OBJECTIVE: Give the number of lines that include the word "Decode", and nothing else.

EXERCISE DATA:
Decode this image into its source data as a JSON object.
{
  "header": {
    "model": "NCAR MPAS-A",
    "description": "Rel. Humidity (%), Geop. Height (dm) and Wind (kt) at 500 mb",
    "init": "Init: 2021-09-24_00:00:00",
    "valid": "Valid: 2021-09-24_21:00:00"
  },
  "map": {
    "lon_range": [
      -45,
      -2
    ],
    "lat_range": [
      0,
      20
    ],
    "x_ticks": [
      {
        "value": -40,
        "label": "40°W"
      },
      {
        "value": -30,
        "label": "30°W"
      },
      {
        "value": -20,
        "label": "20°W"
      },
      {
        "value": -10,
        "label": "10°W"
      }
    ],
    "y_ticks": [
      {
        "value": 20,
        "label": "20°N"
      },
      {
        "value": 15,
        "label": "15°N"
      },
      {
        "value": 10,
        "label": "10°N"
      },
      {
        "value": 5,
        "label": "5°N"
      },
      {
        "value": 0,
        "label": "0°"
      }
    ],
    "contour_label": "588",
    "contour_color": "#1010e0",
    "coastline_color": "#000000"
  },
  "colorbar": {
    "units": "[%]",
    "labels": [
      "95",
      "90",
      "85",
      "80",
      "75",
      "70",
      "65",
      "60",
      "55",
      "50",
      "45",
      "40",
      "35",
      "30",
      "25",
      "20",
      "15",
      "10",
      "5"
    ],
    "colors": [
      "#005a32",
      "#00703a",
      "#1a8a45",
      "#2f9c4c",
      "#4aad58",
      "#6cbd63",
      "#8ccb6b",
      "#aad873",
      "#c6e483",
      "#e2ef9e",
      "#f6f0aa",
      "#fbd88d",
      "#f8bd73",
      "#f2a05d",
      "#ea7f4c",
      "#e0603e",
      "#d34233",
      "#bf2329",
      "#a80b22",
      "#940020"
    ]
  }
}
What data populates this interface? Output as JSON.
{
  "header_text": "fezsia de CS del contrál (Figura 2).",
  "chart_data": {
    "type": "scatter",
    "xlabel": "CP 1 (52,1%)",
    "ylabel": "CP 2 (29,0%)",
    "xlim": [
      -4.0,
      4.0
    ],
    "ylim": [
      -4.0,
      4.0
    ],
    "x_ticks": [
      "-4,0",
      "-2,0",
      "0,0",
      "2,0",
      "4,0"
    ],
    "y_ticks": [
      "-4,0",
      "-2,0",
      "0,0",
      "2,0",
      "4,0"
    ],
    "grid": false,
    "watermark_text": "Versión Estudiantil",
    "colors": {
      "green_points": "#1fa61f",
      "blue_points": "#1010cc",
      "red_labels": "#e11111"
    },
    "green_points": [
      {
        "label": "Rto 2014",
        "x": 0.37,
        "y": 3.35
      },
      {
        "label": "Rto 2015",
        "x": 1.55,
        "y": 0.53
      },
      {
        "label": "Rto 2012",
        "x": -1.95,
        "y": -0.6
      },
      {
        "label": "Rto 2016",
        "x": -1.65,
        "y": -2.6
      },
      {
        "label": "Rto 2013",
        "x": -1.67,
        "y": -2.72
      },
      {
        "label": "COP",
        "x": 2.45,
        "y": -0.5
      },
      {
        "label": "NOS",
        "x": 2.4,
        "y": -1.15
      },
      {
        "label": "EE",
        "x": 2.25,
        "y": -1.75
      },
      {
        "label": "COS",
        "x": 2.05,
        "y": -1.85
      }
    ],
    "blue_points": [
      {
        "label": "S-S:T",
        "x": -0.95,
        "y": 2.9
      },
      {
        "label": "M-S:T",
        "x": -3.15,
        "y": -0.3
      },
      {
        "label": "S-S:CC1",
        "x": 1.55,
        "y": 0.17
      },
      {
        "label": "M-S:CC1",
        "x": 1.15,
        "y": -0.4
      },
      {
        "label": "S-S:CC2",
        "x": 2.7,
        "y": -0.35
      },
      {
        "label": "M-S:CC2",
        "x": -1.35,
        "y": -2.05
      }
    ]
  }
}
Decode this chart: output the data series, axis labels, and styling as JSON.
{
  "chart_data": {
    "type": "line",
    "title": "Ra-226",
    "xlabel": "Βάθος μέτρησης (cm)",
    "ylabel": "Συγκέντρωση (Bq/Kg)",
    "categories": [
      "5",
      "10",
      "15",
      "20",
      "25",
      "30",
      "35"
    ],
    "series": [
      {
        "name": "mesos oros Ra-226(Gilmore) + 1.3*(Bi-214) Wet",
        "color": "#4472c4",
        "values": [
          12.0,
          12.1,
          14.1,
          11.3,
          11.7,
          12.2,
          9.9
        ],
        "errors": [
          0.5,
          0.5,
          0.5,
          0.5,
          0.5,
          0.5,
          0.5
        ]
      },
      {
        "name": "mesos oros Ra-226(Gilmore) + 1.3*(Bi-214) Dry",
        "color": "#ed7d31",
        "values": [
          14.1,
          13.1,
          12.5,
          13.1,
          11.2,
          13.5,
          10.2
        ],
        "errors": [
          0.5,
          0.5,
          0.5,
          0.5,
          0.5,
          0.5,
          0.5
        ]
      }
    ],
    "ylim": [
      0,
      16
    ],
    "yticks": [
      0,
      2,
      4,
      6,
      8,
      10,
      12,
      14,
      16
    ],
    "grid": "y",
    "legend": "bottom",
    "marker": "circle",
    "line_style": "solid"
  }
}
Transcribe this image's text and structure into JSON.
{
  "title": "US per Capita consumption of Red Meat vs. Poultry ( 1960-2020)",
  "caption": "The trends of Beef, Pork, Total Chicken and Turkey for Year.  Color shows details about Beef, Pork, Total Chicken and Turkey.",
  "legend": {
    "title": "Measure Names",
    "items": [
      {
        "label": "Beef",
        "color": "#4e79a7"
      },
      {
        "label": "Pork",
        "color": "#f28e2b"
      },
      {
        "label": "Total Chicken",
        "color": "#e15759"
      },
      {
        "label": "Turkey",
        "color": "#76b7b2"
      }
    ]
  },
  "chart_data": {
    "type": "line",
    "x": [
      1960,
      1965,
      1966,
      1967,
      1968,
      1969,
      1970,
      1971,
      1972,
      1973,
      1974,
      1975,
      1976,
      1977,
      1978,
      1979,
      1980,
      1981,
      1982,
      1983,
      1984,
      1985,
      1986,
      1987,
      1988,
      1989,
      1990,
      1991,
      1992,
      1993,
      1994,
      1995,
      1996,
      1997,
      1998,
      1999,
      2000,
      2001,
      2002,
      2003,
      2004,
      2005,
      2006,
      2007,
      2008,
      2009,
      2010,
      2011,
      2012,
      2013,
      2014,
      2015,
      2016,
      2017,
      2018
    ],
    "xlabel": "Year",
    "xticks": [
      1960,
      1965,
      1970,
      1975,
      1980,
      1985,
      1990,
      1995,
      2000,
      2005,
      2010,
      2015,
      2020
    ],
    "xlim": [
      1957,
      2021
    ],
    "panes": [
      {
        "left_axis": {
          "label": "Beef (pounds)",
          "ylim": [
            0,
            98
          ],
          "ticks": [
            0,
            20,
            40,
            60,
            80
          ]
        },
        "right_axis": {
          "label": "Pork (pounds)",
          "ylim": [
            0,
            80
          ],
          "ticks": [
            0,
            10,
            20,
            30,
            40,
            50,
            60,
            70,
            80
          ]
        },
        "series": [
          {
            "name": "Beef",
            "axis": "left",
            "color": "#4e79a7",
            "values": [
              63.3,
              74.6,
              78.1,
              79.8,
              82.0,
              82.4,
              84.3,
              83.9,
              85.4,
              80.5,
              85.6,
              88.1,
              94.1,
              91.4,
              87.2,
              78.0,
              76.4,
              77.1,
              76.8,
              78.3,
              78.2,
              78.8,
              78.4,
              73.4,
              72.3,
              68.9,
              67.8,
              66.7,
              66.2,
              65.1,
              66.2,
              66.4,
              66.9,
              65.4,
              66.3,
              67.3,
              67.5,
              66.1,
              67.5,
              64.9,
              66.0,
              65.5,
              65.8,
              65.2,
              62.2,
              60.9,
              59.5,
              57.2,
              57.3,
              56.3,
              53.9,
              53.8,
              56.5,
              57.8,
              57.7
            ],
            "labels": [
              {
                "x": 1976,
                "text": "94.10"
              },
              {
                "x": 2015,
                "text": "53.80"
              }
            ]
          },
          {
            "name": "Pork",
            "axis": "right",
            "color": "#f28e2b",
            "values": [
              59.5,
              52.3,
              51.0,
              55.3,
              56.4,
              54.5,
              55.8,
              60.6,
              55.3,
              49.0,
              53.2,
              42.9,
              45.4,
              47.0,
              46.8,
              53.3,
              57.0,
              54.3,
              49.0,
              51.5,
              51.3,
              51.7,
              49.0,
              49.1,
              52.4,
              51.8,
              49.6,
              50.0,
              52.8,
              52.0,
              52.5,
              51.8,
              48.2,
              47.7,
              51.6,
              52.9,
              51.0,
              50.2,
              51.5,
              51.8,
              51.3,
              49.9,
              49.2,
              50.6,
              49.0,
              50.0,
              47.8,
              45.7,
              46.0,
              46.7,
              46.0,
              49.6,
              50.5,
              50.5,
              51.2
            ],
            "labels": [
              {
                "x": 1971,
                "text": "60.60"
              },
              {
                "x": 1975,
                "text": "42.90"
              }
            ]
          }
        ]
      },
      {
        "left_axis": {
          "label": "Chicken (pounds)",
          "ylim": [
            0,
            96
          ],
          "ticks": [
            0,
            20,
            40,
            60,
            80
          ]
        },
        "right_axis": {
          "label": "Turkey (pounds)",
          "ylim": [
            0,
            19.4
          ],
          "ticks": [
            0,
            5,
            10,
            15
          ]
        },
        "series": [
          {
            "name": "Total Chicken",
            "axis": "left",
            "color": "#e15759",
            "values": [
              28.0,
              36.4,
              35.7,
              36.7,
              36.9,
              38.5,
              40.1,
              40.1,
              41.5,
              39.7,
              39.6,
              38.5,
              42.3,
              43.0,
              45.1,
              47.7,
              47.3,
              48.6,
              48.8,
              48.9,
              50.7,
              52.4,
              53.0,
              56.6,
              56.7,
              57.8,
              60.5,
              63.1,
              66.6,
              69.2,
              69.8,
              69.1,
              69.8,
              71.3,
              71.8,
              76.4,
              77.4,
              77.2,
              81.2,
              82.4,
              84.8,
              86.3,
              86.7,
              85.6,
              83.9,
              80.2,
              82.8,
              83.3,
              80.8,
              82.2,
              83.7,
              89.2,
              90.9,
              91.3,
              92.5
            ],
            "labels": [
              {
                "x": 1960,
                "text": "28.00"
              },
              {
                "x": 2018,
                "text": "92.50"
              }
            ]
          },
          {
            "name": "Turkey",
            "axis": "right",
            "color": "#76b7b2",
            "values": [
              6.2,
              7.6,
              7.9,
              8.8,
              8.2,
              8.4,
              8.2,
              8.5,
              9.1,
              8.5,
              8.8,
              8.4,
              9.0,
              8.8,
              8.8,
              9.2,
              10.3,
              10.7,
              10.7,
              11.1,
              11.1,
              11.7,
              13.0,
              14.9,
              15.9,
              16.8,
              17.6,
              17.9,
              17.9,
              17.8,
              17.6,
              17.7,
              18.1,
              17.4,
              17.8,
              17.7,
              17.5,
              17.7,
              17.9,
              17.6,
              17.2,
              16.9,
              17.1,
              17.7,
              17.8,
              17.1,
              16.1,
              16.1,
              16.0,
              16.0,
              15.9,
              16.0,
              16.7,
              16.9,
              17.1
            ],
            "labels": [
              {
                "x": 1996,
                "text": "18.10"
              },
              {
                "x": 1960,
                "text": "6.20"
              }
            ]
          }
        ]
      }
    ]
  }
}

ANSWER FOR THIS EXERCISE: 2